[EXERCISE DETAILS]:
List each line of the data that holds the string "ylabel".

[MATERIAL TO PROCESS]:
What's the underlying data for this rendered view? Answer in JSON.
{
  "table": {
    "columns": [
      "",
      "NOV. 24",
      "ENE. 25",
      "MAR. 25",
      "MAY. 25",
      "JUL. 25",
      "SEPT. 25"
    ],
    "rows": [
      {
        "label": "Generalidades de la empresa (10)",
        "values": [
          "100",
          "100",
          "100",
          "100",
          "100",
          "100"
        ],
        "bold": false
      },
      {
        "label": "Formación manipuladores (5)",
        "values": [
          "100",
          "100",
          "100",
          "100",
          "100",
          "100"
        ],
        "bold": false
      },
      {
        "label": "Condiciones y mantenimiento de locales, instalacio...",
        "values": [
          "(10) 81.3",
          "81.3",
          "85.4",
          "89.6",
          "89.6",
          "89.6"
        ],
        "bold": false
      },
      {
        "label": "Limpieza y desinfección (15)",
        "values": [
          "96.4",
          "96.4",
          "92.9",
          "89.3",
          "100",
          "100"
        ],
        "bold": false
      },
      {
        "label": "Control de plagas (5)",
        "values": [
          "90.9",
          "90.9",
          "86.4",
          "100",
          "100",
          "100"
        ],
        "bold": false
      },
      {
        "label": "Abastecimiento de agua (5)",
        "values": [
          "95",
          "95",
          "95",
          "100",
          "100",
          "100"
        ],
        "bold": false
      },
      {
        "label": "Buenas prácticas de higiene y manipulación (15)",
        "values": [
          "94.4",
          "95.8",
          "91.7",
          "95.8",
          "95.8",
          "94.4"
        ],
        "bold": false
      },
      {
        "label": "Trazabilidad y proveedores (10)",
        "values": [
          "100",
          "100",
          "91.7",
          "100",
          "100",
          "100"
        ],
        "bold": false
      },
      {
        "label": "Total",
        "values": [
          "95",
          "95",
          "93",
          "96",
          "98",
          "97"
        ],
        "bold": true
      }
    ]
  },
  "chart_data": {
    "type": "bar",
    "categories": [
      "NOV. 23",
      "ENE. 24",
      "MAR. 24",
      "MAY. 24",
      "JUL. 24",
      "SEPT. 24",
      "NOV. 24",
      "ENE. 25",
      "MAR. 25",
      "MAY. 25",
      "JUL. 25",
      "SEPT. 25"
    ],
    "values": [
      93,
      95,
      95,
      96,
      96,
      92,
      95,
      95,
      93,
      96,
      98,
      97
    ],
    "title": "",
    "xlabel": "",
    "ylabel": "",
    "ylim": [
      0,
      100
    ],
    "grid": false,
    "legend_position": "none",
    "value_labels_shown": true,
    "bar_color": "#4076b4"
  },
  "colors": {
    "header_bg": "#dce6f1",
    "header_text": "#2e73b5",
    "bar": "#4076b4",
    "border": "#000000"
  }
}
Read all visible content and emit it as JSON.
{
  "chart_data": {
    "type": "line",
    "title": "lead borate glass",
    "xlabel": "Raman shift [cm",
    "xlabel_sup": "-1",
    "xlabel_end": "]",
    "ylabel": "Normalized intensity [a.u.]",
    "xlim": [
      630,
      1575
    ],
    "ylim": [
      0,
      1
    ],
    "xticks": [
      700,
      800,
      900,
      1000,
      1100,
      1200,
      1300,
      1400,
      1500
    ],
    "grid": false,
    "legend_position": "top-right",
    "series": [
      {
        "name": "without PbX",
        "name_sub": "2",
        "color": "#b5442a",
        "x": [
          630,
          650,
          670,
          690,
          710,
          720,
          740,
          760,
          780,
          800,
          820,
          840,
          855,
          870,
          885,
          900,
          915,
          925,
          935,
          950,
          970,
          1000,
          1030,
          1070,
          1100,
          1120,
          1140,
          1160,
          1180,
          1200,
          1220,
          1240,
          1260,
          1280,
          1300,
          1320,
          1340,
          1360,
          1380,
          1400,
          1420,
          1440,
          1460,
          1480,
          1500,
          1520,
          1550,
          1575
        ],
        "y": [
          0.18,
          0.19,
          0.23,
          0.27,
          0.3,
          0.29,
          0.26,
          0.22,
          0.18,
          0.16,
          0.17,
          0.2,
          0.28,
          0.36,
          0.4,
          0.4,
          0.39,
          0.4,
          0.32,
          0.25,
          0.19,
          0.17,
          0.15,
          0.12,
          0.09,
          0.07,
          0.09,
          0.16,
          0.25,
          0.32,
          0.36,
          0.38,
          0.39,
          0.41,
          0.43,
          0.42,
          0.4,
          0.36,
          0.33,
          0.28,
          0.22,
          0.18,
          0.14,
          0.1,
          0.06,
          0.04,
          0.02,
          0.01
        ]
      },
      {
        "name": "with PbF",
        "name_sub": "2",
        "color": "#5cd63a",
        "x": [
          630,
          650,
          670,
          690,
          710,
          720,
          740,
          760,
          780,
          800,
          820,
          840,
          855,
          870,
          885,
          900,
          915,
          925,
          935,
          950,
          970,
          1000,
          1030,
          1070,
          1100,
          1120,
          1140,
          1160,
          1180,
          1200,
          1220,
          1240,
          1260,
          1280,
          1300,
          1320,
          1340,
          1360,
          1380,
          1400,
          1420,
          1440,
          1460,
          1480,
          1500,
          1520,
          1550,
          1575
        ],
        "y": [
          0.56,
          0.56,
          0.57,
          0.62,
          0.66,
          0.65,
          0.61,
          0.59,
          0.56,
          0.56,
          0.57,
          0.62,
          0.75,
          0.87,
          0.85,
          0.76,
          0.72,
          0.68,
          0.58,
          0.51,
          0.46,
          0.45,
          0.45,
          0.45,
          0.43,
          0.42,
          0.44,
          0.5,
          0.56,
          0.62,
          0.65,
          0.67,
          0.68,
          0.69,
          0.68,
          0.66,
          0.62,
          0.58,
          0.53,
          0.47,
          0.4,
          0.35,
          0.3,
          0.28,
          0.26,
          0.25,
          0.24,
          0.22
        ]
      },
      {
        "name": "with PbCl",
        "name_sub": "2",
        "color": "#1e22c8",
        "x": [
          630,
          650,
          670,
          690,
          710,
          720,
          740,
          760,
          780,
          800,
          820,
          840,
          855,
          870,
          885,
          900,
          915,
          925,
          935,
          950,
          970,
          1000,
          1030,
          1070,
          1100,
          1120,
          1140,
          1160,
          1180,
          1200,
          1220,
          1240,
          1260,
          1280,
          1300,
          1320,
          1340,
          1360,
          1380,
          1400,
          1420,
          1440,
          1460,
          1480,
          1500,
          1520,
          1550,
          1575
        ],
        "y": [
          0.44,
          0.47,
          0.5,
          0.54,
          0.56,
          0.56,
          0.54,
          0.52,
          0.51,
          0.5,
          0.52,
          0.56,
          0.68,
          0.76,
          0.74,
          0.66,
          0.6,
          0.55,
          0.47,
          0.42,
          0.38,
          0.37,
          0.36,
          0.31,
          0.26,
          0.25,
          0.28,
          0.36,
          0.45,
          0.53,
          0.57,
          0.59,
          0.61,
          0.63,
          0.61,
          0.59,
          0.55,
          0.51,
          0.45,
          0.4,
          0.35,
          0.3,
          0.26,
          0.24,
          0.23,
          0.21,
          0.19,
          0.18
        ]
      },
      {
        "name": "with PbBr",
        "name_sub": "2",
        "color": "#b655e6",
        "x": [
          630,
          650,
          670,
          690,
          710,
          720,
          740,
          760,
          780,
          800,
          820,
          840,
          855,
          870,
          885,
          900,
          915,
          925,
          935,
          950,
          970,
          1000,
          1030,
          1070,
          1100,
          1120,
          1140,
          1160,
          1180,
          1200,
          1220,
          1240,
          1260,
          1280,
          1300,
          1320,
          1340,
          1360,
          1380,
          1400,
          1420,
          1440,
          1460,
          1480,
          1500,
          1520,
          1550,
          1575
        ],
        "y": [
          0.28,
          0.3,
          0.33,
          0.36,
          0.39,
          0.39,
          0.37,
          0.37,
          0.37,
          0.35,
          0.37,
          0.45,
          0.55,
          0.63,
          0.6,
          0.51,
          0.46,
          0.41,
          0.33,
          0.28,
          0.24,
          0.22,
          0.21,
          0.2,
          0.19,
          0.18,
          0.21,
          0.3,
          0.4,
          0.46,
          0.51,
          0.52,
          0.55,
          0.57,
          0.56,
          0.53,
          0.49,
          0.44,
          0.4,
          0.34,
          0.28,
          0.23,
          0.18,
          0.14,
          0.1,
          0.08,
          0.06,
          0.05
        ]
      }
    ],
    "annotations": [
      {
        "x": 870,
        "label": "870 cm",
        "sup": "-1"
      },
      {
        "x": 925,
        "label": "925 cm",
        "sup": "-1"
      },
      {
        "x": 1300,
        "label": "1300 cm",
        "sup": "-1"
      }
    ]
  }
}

[ANSWER TO THE TASK]:
    "ylabel": "",
    "ylabel": "Normalized intensity [a.u.]",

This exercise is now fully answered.